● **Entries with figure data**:

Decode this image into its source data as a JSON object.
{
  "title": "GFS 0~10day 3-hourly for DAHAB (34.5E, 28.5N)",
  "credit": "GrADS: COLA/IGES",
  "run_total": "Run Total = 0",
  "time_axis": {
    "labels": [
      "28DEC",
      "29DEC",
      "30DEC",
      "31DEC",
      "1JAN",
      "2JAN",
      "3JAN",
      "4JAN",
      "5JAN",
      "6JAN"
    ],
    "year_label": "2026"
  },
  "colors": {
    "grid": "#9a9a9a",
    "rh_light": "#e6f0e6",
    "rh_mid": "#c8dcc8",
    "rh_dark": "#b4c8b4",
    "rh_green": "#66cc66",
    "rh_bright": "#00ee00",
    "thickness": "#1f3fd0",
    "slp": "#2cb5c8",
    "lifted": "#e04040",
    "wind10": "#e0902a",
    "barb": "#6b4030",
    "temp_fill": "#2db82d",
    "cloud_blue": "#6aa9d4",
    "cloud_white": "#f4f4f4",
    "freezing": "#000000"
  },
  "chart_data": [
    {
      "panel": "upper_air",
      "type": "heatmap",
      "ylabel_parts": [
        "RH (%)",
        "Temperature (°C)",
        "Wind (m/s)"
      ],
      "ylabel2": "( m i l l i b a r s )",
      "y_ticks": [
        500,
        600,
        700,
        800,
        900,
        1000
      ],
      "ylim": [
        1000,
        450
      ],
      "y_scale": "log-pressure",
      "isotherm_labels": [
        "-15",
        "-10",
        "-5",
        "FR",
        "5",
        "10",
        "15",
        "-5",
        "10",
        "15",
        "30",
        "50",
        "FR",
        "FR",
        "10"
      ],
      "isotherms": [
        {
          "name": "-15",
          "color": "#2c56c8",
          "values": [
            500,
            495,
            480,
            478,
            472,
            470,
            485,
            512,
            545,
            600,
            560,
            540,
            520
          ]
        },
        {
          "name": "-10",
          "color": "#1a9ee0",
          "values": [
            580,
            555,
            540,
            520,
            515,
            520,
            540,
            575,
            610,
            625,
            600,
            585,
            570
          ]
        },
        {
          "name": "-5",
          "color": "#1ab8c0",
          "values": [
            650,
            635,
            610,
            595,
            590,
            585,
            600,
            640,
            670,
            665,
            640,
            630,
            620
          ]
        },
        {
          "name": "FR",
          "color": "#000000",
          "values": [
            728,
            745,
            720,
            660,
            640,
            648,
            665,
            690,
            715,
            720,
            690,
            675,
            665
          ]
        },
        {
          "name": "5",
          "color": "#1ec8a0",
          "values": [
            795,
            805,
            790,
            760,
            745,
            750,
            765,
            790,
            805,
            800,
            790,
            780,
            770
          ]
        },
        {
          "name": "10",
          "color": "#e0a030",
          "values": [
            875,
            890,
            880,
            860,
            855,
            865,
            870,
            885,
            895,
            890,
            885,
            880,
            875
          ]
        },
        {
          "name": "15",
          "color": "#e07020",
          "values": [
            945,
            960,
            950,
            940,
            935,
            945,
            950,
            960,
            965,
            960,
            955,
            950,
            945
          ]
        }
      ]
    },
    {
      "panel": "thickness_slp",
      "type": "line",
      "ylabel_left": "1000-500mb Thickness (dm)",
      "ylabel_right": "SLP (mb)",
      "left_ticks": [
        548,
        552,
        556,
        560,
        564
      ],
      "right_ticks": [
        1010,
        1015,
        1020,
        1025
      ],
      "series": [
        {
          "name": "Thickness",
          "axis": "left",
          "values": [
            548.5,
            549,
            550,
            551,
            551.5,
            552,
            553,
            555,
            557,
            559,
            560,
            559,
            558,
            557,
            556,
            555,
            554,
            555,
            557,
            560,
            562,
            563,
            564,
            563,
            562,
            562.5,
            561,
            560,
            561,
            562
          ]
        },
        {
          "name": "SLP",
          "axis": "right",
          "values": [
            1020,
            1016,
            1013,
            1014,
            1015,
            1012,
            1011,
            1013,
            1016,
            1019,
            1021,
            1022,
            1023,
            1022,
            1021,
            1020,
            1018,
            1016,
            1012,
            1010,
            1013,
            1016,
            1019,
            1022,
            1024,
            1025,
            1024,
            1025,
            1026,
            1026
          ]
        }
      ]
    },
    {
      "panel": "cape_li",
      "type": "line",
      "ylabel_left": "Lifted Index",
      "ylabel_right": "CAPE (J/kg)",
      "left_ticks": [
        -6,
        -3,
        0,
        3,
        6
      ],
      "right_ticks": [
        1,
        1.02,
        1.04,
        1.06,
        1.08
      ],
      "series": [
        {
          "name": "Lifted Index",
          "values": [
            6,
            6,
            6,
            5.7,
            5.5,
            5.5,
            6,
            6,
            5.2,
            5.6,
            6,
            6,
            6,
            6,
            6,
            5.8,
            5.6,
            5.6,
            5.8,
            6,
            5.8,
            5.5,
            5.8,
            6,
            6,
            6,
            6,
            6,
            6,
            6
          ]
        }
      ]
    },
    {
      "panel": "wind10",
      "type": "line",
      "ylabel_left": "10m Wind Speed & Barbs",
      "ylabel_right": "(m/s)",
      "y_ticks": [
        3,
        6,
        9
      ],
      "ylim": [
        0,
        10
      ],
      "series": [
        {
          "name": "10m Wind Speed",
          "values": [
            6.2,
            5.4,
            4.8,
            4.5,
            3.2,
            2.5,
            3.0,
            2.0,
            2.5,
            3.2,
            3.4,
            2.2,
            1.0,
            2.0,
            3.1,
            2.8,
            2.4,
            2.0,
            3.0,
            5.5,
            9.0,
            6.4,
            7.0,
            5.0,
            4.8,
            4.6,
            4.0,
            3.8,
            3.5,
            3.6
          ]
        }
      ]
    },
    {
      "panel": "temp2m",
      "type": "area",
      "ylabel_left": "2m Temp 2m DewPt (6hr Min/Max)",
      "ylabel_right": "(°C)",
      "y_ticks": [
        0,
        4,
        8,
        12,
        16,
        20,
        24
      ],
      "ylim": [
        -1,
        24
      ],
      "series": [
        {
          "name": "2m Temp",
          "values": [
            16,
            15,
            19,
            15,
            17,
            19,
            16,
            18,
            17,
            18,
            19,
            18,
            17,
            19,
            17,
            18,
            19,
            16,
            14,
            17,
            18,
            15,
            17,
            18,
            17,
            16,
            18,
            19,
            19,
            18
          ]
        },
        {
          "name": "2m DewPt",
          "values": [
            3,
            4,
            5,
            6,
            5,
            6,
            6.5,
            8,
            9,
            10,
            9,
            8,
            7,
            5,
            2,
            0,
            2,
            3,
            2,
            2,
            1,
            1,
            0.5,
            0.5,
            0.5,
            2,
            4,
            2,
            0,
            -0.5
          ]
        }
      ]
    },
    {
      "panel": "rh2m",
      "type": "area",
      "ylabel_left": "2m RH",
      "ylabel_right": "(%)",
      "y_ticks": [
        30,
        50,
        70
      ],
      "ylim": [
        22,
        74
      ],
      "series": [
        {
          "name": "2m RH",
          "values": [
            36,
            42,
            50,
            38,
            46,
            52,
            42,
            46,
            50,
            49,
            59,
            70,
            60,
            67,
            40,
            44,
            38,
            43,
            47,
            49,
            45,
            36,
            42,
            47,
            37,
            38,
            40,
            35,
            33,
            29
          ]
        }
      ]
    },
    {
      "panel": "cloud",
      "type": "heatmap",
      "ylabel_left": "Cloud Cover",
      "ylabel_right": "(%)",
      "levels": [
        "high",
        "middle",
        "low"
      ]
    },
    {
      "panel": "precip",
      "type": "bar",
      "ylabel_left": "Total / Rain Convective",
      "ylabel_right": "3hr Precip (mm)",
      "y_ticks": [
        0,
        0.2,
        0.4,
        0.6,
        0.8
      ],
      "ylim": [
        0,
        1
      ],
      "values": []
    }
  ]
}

● **DIRECTION**:
Select every line in the material above where the string "Total" occurs, and copy it.

● **FINAL RESULT**:
  "run_total": "Run Total = 0",
      "ylabel_left": "Total / Rain Convective",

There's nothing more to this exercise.